(Figure dataset records)
[START]

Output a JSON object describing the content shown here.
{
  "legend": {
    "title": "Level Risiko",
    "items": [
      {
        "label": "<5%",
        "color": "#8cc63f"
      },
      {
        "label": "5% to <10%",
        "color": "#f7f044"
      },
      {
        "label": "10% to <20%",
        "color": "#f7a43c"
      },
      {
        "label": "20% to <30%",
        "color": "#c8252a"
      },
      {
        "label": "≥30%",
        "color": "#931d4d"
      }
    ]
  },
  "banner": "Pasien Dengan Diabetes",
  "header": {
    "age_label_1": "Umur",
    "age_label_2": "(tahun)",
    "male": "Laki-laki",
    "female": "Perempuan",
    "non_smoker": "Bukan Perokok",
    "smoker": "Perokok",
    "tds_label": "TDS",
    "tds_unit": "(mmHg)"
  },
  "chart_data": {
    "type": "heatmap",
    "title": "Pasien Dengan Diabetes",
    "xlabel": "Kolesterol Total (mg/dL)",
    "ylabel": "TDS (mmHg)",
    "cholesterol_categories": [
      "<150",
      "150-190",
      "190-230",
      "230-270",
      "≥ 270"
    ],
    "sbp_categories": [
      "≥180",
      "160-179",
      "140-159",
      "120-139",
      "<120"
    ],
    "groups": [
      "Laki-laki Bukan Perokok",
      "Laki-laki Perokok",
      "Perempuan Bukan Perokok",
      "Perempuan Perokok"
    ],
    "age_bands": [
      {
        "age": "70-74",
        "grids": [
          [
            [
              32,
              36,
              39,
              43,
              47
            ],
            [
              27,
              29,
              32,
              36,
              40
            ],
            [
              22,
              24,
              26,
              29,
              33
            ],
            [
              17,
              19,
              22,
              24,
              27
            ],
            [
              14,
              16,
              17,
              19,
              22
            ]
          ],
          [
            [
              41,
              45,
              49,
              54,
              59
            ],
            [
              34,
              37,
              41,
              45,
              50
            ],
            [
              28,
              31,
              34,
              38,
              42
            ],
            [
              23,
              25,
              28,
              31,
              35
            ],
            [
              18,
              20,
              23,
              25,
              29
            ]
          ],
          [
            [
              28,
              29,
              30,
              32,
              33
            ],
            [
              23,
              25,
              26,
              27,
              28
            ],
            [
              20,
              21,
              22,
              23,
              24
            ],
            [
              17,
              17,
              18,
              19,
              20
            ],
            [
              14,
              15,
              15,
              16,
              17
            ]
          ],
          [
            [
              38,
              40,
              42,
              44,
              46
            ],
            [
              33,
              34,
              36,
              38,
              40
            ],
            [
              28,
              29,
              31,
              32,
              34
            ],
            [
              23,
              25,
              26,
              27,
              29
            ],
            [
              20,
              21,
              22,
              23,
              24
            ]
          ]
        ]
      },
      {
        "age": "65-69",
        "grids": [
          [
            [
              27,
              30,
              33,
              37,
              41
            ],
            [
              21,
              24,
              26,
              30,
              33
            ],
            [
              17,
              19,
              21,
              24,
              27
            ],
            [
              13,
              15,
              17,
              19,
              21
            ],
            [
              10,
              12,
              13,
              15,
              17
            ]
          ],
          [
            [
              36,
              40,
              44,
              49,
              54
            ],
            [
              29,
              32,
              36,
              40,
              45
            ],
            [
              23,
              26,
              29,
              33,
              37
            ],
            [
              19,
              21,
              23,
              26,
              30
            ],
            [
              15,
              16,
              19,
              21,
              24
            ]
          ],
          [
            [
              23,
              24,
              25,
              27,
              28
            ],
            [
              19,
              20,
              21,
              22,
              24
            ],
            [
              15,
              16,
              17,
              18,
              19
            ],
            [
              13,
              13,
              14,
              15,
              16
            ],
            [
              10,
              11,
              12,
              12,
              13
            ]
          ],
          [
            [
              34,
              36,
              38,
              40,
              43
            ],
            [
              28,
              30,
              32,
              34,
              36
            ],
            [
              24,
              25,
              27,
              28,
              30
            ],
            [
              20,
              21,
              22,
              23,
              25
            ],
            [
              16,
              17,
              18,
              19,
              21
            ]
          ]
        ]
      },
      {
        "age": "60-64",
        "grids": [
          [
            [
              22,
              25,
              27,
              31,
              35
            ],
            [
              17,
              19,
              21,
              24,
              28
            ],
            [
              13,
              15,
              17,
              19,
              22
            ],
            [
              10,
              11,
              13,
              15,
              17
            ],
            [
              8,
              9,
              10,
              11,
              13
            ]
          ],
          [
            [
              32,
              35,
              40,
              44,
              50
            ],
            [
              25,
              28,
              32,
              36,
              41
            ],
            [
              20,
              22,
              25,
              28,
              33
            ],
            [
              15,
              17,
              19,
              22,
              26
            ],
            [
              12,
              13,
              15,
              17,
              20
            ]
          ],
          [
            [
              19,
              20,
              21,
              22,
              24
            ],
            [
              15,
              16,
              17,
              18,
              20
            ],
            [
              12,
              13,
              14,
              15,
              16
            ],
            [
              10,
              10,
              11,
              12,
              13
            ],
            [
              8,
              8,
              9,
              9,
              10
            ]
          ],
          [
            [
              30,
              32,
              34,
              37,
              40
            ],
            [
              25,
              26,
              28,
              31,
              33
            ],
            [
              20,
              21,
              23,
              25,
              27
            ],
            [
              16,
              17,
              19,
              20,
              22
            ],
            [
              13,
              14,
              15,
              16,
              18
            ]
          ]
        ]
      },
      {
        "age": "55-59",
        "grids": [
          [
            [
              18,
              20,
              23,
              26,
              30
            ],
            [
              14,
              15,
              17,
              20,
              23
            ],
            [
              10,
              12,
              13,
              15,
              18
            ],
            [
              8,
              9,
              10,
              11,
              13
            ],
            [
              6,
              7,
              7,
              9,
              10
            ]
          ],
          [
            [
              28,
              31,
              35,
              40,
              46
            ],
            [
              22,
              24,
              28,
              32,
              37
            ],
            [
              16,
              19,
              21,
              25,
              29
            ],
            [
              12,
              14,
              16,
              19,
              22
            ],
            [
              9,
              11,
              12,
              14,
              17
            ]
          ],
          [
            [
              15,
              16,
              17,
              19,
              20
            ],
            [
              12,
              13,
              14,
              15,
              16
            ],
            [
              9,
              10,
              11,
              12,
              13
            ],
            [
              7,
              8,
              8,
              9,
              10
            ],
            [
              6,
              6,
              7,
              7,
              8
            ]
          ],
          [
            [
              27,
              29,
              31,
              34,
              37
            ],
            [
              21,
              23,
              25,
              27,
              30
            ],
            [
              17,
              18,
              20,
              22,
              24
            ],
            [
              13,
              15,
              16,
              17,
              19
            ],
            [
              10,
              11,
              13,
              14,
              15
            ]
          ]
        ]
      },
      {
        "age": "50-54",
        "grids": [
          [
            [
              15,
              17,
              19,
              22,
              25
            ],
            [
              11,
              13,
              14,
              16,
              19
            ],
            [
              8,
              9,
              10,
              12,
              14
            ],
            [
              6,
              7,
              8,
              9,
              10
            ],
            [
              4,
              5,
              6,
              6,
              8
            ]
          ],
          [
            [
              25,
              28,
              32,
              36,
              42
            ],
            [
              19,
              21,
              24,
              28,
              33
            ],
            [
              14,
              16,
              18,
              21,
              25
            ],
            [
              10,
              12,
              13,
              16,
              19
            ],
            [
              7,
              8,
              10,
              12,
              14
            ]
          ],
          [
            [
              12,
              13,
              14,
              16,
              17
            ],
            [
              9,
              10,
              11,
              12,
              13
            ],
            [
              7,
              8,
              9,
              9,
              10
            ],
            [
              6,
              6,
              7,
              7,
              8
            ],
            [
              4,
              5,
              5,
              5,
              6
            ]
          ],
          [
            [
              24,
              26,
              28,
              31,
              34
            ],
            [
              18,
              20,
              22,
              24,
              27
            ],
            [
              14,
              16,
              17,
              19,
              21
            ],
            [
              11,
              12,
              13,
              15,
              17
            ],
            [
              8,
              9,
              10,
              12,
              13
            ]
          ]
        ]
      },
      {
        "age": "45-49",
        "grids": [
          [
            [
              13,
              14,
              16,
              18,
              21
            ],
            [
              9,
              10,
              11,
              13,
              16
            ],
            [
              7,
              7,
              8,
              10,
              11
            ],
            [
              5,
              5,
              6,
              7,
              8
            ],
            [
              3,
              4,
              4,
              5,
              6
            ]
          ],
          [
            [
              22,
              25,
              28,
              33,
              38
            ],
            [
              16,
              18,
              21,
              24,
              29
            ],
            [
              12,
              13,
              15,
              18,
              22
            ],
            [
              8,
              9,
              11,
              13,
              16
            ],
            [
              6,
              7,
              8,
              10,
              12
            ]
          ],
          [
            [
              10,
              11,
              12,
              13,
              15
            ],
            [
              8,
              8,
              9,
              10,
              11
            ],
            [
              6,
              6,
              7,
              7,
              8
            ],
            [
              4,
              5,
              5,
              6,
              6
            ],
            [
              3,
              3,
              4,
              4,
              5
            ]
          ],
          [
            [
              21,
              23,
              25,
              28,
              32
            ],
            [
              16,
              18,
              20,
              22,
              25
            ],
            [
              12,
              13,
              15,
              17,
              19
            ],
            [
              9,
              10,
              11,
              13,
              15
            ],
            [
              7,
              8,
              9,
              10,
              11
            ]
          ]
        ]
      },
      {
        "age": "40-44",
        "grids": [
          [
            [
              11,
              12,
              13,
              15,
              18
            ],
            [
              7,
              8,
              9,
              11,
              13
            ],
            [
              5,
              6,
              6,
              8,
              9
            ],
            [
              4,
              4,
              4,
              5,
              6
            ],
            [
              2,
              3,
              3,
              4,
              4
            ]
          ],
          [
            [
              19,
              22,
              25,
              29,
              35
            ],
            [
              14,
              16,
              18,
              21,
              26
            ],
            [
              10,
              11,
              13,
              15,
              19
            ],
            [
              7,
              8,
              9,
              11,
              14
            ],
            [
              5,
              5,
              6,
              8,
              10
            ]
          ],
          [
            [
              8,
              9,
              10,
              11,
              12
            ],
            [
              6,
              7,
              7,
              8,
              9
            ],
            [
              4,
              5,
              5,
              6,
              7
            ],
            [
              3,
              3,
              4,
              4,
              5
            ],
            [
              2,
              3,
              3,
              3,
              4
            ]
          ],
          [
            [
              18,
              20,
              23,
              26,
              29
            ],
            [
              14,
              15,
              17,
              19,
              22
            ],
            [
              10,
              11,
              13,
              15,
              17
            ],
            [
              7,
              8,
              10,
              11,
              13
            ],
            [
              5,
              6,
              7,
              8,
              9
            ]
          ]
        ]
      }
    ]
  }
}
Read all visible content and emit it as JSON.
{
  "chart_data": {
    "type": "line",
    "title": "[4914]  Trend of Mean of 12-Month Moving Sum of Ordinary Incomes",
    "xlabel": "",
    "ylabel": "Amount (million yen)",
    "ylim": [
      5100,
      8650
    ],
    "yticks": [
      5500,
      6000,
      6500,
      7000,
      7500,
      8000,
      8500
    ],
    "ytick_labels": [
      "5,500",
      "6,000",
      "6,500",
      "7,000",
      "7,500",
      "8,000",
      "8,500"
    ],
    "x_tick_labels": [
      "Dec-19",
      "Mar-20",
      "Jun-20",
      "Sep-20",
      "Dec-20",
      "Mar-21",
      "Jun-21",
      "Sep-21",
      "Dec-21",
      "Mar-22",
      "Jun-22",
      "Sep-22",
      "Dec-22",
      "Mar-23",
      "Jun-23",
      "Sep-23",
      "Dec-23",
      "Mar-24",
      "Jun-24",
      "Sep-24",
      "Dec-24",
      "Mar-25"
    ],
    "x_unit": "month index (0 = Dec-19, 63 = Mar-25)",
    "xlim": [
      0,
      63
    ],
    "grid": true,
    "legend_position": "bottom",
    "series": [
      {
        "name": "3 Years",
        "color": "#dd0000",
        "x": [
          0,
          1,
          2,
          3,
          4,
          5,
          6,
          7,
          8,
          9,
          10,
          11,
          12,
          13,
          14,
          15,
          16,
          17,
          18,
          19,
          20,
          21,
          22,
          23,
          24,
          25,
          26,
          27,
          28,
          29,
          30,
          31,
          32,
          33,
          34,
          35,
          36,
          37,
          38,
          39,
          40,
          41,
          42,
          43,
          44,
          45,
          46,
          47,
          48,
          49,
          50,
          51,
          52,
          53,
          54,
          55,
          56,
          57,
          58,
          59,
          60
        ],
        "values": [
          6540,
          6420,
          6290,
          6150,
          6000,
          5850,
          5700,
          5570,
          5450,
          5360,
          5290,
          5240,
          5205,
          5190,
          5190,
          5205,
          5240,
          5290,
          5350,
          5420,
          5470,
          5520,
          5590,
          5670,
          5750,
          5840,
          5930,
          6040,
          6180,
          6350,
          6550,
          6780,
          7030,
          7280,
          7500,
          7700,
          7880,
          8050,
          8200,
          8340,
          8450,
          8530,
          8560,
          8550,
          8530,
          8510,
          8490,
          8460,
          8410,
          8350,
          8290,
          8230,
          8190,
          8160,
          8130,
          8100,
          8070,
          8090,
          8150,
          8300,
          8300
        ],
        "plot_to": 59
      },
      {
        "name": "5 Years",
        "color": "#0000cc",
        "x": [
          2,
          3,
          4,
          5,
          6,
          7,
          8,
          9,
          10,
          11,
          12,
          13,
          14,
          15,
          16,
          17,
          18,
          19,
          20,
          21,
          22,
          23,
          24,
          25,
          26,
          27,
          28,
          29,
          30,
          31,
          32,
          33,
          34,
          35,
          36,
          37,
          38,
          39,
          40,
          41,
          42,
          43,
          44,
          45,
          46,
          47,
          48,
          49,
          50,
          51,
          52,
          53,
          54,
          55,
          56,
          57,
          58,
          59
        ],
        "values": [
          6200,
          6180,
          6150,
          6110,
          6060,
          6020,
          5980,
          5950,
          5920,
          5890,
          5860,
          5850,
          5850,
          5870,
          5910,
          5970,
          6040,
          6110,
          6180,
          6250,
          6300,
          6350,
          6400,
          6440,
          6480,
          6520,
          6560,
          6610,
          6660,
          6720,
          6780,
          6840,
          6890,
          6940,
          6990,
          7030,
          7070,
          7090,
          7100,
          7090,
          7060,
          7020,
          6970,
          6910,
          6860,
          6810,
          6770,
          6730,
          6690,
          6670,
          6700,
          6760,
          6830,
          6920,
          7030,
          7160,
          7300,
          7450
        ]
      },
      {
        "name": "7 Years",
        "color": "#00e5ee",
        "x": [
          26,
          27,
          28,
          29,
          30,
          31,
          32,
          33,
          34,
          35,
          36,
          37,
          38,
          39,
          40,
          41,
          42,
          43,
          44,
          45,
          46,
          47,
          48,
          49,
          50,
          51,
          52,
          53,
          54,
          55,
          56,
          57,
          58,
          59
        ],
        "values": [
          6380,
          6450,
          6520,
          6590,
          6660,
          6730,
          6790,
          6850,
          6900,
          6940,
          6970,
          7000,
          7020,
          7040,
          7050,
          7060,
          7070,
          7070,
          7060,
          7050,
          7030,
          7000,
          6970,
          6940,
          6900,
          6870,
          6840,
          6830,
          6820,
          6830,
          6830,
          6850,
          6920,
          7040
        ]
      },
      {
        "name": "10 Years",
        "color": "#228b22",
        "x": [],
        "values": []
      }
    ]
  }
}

[END]

■ **OBJECTIVE**
Copy all lines from the listing that contain "Pasien".

■ **EXPECTED ANSWER**
  "banner": "Pasien Dengan Diabetes",
    "title": "Pasien Dengan Diabetes",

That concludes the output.